• _Work to complete_
Restate the records below word for word, and omit the images they hold.

Raw records

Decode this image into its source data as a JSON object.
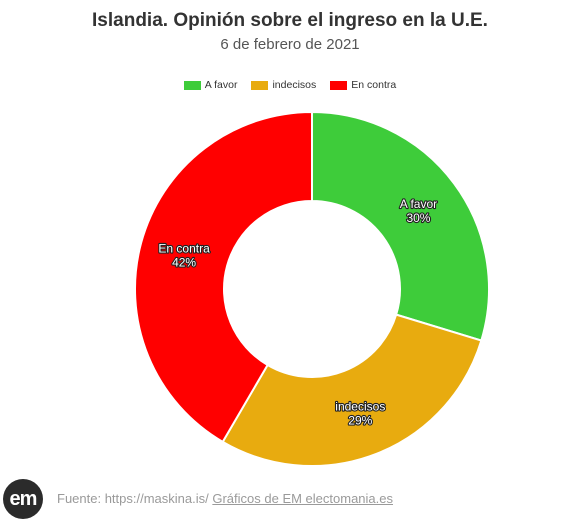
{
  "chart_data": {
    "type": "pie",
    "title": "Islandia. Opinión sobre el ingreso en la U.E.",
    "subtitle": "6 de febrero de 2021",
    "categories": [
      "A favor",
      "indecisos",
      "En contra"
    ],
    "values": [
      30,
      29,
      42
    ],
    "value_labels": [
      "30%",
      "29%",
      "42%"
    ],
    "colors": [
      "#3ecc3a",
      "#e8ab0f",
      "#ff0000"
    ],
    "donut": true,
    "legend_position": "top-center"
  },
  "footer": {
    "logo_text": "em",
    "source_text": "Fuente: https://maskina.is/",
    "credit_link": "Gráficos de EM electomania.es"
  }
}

• _Full response_
Decode this image into its source data as a JSON object.
{
  "chart_data": {
    "type": "pie",
    "title": "Islandia. Opinión sobre el ingreso en la U.E.",
    "subtitle": "6 de febrero de 2021",
    "categories": [
      "A favor",
      "indecisos",
      "En contra"
    ],
    "values": [
      30,
      29,
      42
    ],
    "value_labels": [
      "30%",
      "29%",
      "42%"
    ],
    "colors": [
      "#3ecc3a",
      "#e8ab0f",
      "#ff0000"
    ],
    "donut": true,
    "legend_position": "top-center"
  },
  "footer": {
    "logo_text": "em",
    "source_text": "Fuente: https://maskina.is/",
    "credit_link": "Gráficos de EM electomania.es"
  }
}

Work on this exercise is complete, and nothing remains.